• To do
Your task is to print all of the data word for word.

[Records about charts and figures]
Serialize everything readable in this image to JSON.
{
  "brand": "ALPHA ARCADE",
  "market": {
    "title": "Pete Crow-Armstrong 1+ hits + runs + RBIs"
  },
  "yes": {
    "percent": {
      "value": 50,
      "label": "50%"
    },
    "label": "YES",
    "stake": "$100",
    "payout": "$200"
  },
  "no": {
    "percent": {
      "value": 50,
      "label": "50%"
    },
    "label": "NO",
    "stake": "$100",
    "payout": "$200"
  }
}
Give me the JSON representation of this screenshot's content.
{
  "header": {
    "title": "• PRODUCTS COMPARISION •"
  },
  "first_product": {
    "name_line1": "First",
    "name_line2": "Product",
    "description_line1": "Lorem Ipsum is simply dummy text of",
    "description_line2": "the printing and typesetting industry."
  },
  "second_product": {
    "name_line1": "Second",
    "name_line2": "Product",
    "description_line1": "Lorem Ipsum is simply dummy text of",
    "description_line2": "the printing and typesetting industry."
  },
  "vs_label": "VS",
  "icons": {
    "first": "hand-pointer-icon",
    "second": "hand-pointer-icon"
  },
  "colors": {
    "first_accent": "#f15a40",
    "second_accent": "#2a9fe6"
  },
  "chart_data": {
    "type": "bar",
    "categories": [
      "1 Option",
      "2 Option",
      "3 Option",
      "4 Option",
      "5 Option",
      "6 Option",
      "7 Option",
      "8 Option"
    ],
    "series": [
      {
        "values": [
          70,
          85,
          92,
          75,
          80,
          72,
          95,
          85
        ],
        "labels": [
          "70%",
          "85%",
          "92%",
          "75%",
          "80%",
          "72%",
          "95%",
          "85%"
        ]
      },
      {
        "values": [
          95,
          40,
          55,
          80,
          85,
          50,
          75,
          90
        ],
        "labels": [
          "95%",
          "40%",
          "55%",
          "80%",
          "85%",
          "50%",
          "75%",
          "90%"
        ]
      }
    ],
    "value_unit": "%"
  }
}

• Solved exercise
Serialize everything readable in this image to JSON.
{
  "brand": "ALPHA ARCADE",
  "market": {
    "title": "Pete Crow-Armstrong 1+ hits + runs + RBIs"
  },
  "yes": {
    "percent": {
      "value": 50,
      "label": "50%"
    },
    "label": "YES",
    "stake": "$100",
    "payout": "$200"
  },
  "no": {
    "percent": {
      "value": 50,
      "label": "50%"
    },
    "label": "NO",
    "stake": "$100",
    "payout": "$200"
  }
}
Give me the JSON representation of this screenshot's content.
{
  "header": {
    "title": "• PRODUCTS COMPARISION •"
  },
  "first_product": {
    "name_line1": "First",
    "name_line2": "Product",
    "description_line1": "Lorem Ipsum is simply dummy text of",
    "description_line2": "the printing and typesetting industry."
  },
  "second_product": {
    "name_line1": "Second",
    "name_line2": "Product",
    "description_line1": "Lorem Ipsum is simply dummy text of",
    "description_line2": "the printing and typesetting industry."
  },
  "vs_label": "VS",
  "icons": {
    "first": "hand-pointer-icon",
    "second": "hand-pointer-icon"
  },
  "colors": {
    "first_accent": "#f15a40",
    "second_accent": "#2a9fe6"
  },
  "chart_data": {
    "type": "bar",
    "categories": [
      "1 Option",
      "2 Option",
      "3 Option",
      "4 Option",
      "5 Option",
      "6 Option",
      "7 Option",
      "8 Option"
    ],
    "series": [
      {
        "values": [
          70,
          85,
          92,
          75,
          80,
          72,
          95,
          85
        ],
        "labels": [
          "70%",
          "85%",
          "92%",
          "75%",
          "80%",
          "72%",
          "95%",
          "85%"
        ]
      },
      {
        "values": [
          95,
          40,
          55,
          80,
          85,
          50,
          75,
          90
        ],
        "labels": [
          "95%",
          "40%",
          "55%",
          "80%",
          "85%",
          "50%",
          "75%",
          "90%"
        ]
      }
    ],
    "value_unit": "%"
  }
}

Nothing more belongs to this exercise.